*Dataset extract*:
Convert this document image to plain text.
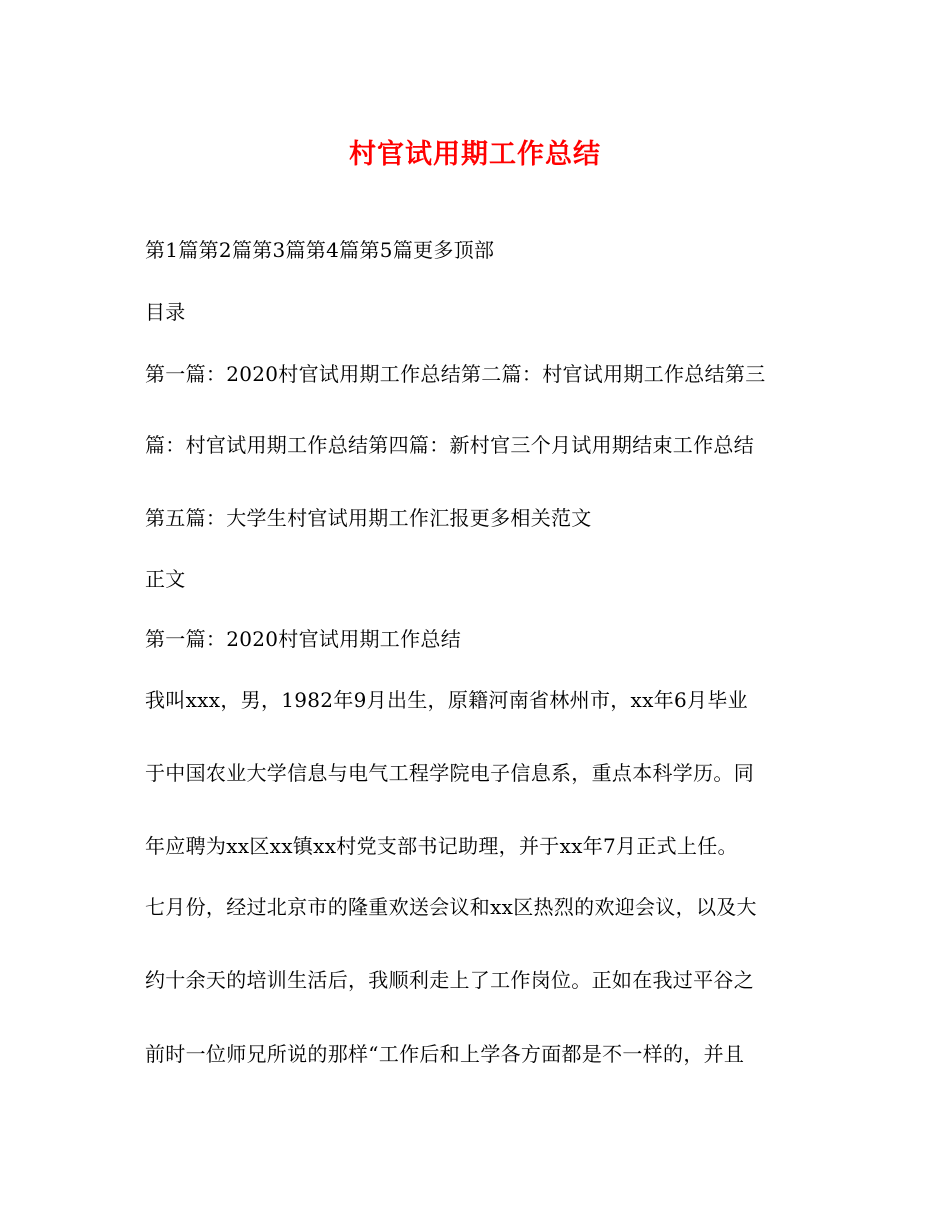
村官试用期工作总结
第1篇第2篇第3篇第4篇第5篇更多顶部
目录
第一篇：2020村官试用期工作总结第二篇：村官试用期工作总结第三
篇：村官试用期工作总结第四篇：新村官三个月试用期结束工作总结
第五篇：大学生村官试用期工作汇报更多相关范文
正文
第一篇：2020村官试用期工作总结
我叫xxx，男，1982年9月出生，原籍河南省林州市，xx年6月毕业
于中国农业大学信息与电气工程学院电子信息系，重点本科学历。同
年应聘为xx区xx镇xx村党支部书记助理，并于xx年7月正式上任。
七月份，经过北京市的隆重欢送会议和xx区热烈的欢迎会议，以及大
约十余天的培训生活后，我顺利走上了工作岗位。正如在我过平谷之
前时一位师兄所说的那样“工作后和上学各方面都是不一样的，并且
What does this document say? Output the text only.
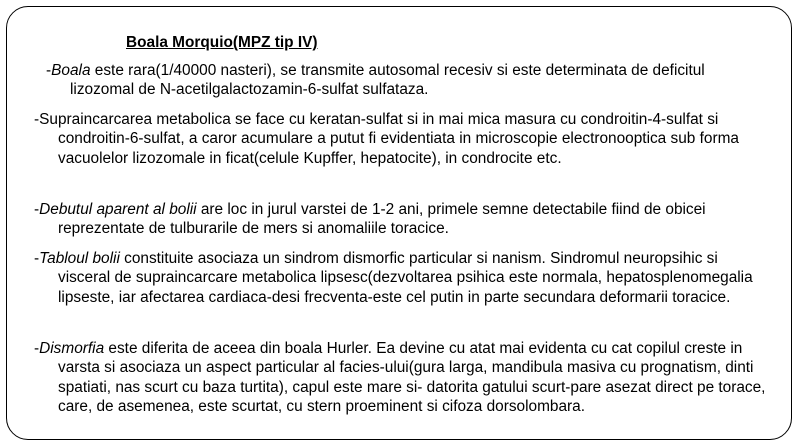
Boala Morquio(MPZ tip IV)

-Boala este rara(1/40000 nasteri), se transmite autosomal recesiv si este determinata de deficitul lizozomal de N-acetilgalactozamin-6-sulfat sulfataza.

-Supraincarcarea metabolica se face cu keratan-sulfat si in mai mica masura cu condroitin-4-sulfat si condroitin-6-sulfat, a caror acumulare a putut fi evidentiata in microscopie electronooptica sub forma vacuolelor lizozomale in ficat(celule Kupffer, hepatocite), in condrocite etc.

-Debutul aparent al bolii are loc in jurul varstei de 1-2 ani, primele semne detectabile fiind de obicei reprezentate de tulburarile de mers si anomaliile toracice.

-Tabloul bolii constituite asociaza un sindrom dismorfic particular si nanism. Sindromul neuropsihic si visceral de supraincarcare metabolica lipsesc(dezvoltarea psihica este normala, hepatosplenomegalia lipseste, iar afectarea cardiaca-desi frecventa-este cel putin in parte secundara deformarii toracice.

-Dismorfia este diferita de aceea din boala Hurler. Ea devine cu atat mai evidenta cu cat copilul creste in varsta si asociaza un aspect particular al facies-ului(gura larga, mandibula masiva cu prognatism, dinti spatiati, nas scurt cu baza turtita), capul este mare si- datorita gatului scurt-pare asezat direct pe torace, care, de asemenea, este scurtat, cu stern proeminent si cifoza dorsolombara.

*What is required*: Using the listing above, say how many of its lines contain the string "this", giving nothing but the figure.

*Result below*: 2